Written exercise: Every entry must be copied word for word.

Data shown:
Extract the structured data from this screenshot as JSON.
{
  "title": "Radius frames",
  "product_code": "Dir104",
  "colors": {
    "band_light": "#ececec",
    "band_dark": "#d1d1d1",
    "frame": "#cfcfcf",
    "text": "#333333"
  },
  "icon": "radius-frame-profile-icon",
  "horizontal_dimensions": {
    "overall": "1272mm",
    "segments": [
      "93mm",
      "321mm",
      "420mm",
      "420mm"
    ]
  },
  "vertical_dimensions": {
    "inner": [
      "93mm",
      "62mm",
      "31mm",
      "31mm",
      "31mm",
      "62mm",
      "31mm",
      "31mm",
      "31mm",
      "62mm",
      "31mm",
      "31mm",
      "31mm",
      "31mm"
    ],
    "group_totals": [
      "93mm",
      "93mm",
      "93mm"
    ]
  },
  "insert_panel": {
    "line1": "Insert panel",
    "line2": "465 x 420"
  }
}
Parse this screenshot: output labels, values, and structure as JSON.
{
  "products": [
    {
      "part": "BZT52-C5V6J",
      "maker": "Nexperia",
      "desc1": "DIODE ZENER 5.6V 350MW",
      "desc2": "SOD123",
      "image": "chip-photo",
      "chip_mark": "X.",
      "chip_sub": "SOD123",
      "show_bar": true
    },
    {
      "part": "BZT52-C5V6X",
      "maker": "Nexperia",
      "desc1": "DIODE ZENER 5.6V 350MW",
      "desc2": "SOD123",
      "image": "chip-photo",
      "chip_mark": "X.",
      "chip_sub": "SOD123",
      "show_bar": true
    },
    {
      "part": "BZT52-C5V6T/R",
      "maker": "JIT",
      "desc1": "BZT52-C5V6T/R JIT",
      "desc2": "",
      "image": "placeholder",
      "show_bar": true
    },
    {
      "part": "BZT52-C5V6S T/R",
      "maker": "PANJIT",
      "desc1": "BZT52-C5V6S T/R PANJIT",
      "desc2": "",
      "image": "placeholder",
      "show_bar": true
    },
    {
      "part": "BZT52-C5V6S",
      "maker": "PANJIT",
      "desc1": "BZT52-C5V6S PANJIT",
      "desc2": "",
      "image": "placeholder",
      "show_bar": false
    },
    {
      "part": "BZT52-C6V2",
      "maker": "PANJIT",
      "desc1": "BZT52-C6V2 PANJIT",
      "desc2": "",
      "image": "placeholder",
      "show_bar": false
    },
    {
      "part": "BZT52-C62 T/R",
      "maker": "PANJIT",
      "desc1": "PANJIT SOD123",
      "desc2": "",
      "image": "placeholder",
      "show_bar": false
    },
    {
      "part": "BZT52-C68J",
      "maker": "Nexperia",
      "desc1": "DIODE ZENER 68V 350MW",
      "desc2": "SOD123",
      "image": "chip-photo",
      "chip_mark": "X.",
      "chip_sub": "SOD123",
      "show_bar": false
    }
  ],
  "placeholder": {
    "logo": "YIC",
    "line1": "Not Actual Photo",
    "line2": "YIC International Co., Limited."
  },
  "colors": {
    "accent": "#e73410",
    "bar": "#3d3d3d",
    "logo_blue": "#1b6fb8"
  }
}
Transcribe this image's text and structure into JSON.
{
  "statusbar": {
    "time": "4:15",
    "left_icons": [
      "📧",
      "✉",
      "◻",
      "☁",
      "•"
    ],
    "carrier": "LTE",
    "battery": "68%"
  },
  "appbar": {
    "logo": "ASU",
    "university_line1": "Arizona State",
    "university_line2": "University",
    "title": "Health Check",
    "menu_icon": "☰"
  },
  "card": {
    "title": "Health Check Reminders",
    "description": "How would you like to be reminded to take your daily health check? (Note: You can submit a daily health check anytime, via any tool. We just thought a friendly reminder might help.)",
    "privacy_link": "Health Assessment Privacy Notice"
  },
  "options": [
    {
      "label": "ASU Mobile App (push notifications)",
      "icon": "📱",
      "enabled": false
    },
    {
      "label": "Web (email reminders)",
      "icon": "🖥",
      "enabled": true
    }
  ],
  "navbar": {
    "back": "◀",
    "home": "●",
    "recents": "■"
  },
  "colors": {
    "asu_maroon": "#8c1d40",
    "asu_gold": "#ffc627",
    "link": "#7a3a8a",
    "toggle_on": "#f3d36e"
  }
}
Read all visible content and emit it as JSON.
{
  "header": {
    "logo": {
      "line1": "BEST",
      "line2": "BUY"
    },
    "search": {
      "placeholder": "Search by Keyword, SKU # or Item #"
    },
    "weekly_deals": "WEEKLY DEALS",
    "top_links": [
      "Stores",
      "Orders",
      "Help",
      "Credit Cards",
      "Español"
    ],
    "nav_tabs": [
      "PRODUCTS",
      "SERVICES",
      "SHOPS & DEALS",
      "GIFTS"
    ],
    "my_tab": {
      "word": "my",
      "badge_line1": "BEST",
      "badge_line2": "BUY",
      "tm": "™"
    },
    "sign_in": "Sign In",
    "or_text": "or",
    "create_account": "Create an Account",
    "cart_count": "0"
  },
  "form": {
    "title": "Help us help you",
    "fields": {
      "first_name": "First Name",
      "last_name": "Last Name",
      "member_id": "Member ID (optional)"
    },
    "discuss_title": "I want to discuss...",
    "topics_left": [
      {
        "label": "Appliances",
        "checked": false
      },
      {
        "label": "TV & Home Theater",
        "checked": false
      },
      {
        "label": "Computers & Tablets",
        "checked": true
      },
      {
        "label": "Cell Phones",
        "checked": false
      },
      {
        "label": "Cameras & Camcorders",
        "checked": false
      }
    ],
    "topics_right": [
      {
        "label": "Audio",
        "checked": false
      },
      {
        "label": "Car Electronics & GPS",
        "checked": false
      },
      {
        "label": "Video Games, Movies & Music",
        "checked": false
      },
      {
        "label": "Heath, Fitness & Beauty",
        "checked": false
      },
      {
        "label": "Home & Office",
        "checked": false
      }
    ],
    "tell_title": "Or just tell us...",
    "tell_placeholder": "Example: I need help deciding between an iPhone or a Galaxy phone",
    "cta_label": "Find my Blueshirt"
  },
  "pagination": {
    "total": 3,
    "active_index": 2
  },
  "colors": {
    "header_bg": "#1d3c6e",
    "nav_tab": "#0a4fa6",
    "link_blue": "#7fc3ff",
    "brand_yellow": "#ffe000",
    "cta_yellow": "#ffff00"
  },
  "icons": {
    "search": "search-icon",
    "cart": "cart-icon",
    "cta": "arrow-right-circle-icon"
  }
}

Output:
Extract the structured data from this screenshot as JSON.
{
  "title": "Radius frames",
  "product_code": "Dir104",
  "colors": {
    "band_light": "#ececec",
    "band_dark": "#d1d1d1",
    "frame": "#cfcfcf",
    "text": "#333333"
  },
  "icon": "radius-frame-profile-icon",
  "horizontal_dimensions": {
    "overall": "1272mm",
    "segments": [
      "93mm",
      "321mm",
      "420mm",
      "420mm"
    ]
  },
  "vertical_dimensions": {
    "inner": [
      "93mm",
      "62mm",
      "31mm",
      "31mm",
      "31mm",
      "62mm",
      "31mm",
      "31mm",
      "31mm",
      "62mm",
      "31mm",
      "31mm",
      "31mm",
      "31mm"
    ],
    "group_totals": [
      "93mm",
      "93mm",
      "93mm"
    ]
  },
  "insert_panel": {
    "line1": "Insert panel",
    "line2": "465 x 420"
  }
}
Parse this screenshot: output labels, values, and structure as JSON.
{
  "products": [
    {
      "part": "BZT52-C5V6J",
      "maker": "Nexperia",
      "desc1": "DIODE ZENER 5.6V 350MW",
      "desc2": "SOD123",
      "image": "chip-photo",
      "chip_mark": "X.",
      "chip_sub": "SOD123",
      "show_bar": true
    },
    {
      "part": "BZT52-C5V6X",
      "maker": "Nexperia",
      "desc1": "DIODE ZENER 5.6V 350MW",
      "desc2": "SOD123",
      "image": "chip-photo",
      "chip_mark": "X.",
      "chip_sub": "SOD123",
      "show_bar": true
    },
    {
      "part": "BZT52-C5V6T/R",
      "maker": "JIT",
      "desc1": "BZT52-C5V6T/R JIT",
      "desc2": "",
      "image": "placeholder",
      "show_bar": true
    },
    {
      "part": "BZT52-C5V6S T/R",
      "maker": "PANJIT",
      "desc1": "BZT52-C5V6S T/R PANJIT",
      "desc2": "",
      "image": "placeholder",
      "show_bar": true
    },
    {
      "part": "BZT52-C5V6S",
      "maker": "PANJIT",
      "desc1": "BZT52-C5V6S PANJIT",
      "desc2": "",
      "image": "placeholder",
      "show_bar": false
    },
    {
      "part": "BZT52-C6V2",
      "maker": "PANJIT",
      "desc1": "BZT52-C6V2 PANJIT",
      "desc2": "",
      "image": "placeholder",
      "show_bar": false
    },
    {
      "part": "BZT52-C62 T/R",
      "maker": "PANJIT",
      "desc1": "PANJIT SOD123",
      "desc2": "",
      "image": "placeholder",
      "show_bar": false
    },
    {
      "part": "BZT52-C68J",
      "maker": "Nexperia",
      "desc1": "DIODE ZENER 68V 350MW",
      "desc2": "SOD123",
      "image": "chip-photo",
      "chip_mark": "X.",
      "chip_sub": "SOD123",
      "show_bar": false
    }
  ],
  "placeholder": {
    "logo": "YIC",
    "line1": "Not Actual Photo",
    "line2": "YIC International Co., Limited."
  },
  "colors": {
    "accent": "#e73410",
    "bar": "#3d3d3d",
    "logo_blue": "#1b6fb8"
  }
}
Transcribe this image's text and structure into JSON.
{
  "statusbar": {
    "time": "4:15",
    "left_icons": [
      "📧",
      "✉",
      "◻",
      "☁",
      "•"
    ],
    "carrier": "LTE",
    "battery": "68%"
  },
  "appbar": {
    "logo": "ASU",
    "university_line1": "Arizona State",
    "university_line2": "University",
    "title": "Health Check",
    "menu_icon": "☰"
  },
  "card": {
    "title": "Health Check Reminders",
    "description": "How would you like to be reminded to take your daily health check? (Note: You can submit a daily health check anytime, via any tool. We just thought a friendly reminder might help.)",
    "privacy_link": "Health Assessment Privacy Notice"
  },
  "options": [
    {
      "label": "ASU Mobile App (push notifications)",
      "icon": "📱",
      "enabled": false
    },
    {
      "label": "Web (email reminders)",
      "icon": "🖥",
      "enabled": true
    }
  ],
  "navbar": {
    "back": "◀",
    "home": "●",
    "recents": "■"
  },
  "colors": {
    "asu_maroon": "#8c1d40",
    "asu_gold": "#ffc627",
    "link": "#7a3a8a",
    "toggle_on": "#f3d36e"
  }
}
Read all visible content and emit it as JSON.
{
  "header": {
    "logo": {
      "line1": "BEST",
      "line2": "BUY"
    },
    "search": {
      "placeholder": "Search by Keyword, SKU # or Item #"
    },
    "weekly_deals": "WEEKLY DEALS",
    "top_links": [
      "Stores",
      "Orders",
      "Help",
      "Credit Cards",
      "Español"
    ],
    "nav_tabs": [
      "PRODUCTS",
      "SERVICES",
      "SHOPS & DEALS",
      "GIFTS"
    ],
    "my_tab": {
      "word": "my",
      "badge_line1": "BEST",
      "badge_line2": "BUY",
      "tm": "™"
    },
    "sign_in": "Sign In",
    "or_text": "or",
    "create_account": "Create an Account",
    "cart_count": "0"
  },
  "form": {
    "title": "Help us help you",
    "fields": {
      "first_name": "First Name",
      "last_name": "Last Name",
      "member_id": "Member ID (optional)"
    },
    "discuss_title": "I want to discuss...",
    "topics_left": [
      {
        "label": "Appliances",
        "checked": false
      },
      {
        "label": "TV & Home Theater",
        "checked": false
      },
      {
        "label": "Computers & Tablets",
        "checked": true
      },
      {
        "label": "Cell Phones",
        "checked": false
      },
      {
        "label": "Cameras & Camcorders",
        "checked": false
      }
    ],
    "topics_right": [
      {
        "label": "Audio",
        "checked": false
      },
      {
        "label": "Car Electronics & GPS",
        "checked": false
      },
      {
        "label": "Video Games, Movies & Music",
        "checked": false
      },
      {
        "label": "Heath, Fitness & Beauty",
        "checked": false
      },
      {
        "label": "Home & Office",
        "checked": false
      }
    ],
    "tell_title": "Or just tell us...",
    "tell_placeholder": "Example: I need help deciding between an iPhone or a Galaxy phone",
    "cta_label": "Find my Blueshirt"
  },
  "pagination": {
    "total": 3,
    "active_index": 2
  },
  "colors": {
    "header_bg": "#1d3c6e",
    "nav_tab": "#0a4fa6",
    "link_blue": "#7fc3ff",
    "brand_yellow": "#ffe000",
    "cta_yellow": "#ffff00"
  },
  "icons": {
    "search": "search-icon",
    "cart": "cart-icon",
    "cta": "arrow-right-circle-icon"
  }
}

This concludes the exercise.